| WHAT IS NEEDED |
Copy out every line exactly as given.

Entries with figure data:
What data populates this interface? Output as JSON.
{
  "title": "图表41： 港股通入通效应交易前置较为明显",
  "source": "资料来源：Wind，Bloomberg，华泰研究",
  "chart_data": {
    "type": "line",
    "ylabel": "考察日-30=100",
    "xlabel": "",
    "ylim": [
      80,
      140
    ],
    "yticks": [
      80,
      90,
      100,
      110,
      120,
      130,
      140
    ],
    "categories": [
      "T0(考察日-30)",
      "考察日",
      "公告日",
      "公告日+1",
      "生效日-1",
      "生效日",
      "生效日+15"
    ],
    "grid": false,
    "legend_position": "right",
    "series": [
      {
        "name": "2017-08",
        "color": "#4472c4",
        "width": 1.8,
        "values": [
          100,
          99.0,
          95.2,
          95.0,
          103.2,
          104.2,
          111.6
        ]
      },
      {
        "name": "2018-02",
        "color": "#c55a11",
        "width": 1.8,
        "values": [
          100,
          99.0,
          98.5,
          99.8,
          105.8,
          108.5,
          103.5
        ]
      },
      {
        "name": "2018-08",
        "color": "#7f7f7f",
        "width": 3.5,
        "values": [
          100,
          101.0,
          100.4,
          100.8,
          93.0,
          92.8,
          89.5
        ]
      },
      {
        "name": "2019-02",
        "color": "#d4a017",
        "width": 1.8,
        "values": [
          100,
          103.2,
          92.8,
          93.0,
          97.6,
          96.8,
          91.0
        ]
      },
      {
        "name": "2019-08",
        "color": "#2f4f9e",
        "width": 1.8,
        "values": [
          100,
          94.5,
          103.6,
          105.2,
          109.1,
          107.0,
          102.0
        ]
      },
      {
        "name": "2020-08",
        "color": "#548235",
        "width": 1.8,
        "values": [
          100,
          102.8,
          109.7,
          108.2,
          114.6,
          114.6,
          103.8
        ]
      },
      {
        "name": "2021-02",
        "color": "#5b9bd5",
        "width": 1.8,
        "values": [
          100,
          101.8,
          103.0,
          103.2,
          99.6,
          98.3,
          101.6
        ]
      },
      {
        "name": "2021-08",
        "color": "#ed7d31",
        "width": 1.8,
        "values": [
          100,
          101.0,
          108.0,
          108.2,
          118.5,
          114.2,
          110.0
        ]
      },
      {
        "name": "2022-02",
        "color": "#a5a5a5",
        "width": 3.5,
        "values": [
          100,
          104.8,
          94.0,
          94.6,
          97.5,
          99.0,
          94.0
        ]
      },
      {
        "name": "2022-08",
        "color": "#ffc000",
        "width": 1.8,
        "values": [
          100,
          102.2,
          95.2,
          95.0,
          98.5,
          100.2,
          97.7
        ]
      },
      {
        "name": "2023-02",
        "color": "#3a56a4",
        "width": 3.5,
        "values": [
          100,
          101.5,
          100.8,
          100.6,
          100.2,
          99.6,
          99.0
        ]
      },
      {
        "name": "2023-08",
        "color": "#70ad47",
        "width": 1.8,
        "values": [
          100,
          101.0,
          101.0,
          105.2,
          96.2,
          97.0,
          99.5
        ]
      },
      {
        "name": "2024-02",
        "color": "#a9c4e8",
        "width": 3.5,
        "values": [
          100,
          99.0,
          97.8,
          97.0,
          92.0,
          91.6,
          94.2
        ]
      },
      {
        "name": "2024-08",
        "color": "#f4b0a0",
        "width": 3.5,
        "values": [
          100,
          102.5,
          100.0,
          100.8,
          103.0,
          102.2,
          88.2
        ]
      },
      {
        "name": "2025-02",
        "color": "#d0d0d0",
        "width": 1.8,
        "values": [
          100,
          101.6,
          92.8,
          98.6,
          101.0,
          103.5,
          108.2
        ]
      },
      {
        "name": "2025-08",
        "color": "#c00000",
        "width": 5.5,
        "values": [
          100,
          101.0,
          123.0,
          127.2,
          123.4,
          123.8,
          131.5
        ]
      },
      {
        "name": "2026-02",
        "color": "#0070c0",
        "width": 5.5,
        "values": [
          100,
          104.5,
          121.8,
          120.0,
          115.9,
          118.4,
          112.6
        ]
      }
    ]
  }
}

| CORRECT RESPONSE |
What data populates this interface? Output as JSON.
{
  "title": "图表41： 港股通入通效应交易前置较为明显",
  "source": "资料来源：Wind，Bloomberg，华泰研究",
  "chart_data": {
    "type": "line",
    "ylabel": "考察日-30=100",
    "xlabel": "",
    "ylim": [
      80,
      140
    ],
    "yticks": [
      80,
      90,
      100,
      110,
      120,
      130,
      140
    ],
    "categories": [
      "T0(考察日-30)",
      "考察日",
      "公告日",
      "公告日+1",
      "生效日-1",
      "生效日",
      "生效日+15"
    ],
    "grid": false,
    "legend_position": "right",
    "series": [
      {
        "name": "2017-08",
        "color": "#4472c4",
        "width": 1.8,
        "values": [
          100,
          99.0,
          95.2,
          95.0,
          103.2,
          104.2,
          111.6
        ]
      },
      {
        "name": "2018-02",
        "color": "#c55a11",
        "width": 1.8,
        "values": [
          100,
          99.0,
          98.5,
          99.8,
          105.8,
          108.5,
          103.5
        ]
      },
      {
        "name": "2018-08",
        "color": "#7f7f7f",
        "width": 3.5,
        "values": [
          100,
          101.0,
          100.4,
          100.8,
          93.0,
          92.8,
          89.5
        ]
      },
      {
        "name": "2019-02",
        "color": "#d4a017",
        "width": 1.8,
        "values": [
          100,
          103.2,
          92.8,
          93.0,
          97.6,
          96.8,
          91.0
        ]
      },
      {
        "name": "2019-08",
        "color": "#2f4f9e",
        "width": 1.8,
        "values": [
          100,
          94.5,
          103.6,
          105.2,
          109.1,
          107.0,
          102.0
        ]
      },
      {
        "name": "2020-08",
        "color": "#548235",
        "width": 1.8,
        "values": [
          100,
          102.8,
          109.7,
          108.2,
          114.6,
          114.6,
          103.8
        ]
      },
      {
        "name": "2021-02",
        "color": "#5b9bd5",
        "width": 1.8,
        "values": [
          100,
          101.8,
          103.0,
          103.2,
          99.6,
          98.3,
          101.6
        ]
      },
      {
        "name": "2021-08",
        "color": "#ed7d31",
        "width": 1.8,
        "values": [
          100,
          101.0,
          108.0,
          108.2,
          118.5,
          114.2,
          110.0
        ]
      },
      {
        "name": "2022-02",
        "color": "#a5a5a5",
        "width": 3.5,
        "values": [
          100,
          104.8,
          94.0,
          94.6,
          97.5,
          99.0,
          94.0
        ]
      },
      {
        "name": "2022-08",
        "color": "#ffc000",
        "width": 1.8,
        "values": [
          100,
          102.2,
          95.2,
          95.0,
          98.5,
          100.2,
          97.7
        ]
      },
      {
        "name": "2023-02",
        "color": "#3a56a4",
        "width": 3.5,
        "values": [
          100,
          101.5,
          100.8,
          100.6,
          100.2,
          99.6,
          99.0
        ]
      },
      {
        "name": "2023-08",
        "color": "#70ad47",
        "width": 1.8,
        "values": [
          100,
          101.0,
          101.0,
          105.2,
          96.2,
          97.0,
          99.5
        ]
      },
      {
        "name": "2024-02",
        "color": "#a9c4e8",
        "width": 3.5,
        "values": [
          100,
          99.0,
          97.8,
          97.0,
          92.0,
          91.6,
          94.2
        ]
      },
      {
        "name": "2024-08",
        "color": "#f4b0a0",
        "width": 3.5,
        "values": [
          100,
          102.5,
          100.0,
          100.8,
          103.0,
          102.2,
          88.2
        ]
      },
      {
        "name": "2025-02",
        "color": "#d0d0d0",
        "width": 1.8,
        "values": [
          100,
          101.6,
          92.8,
          98.6,
          101.0,
          103.5,
          108.2
        ]
      },
      {
        "name": "2025-08",
        "color": "#c00000",
        "width": 5.5,
        "values": [
          100,
          101.0,
          123.0,
          127.2,
          123.4,
          123.8,
          131.5
        ]
      },
      {
        "name": "2026-02",
        "color": "#0070c0",
        "width": 5.5,
        "values": [
          100,
          104.5,
          121.8,
          120.0,
          115.9,
          118.4,
          112.6
        ]
      }
    ]
  }
}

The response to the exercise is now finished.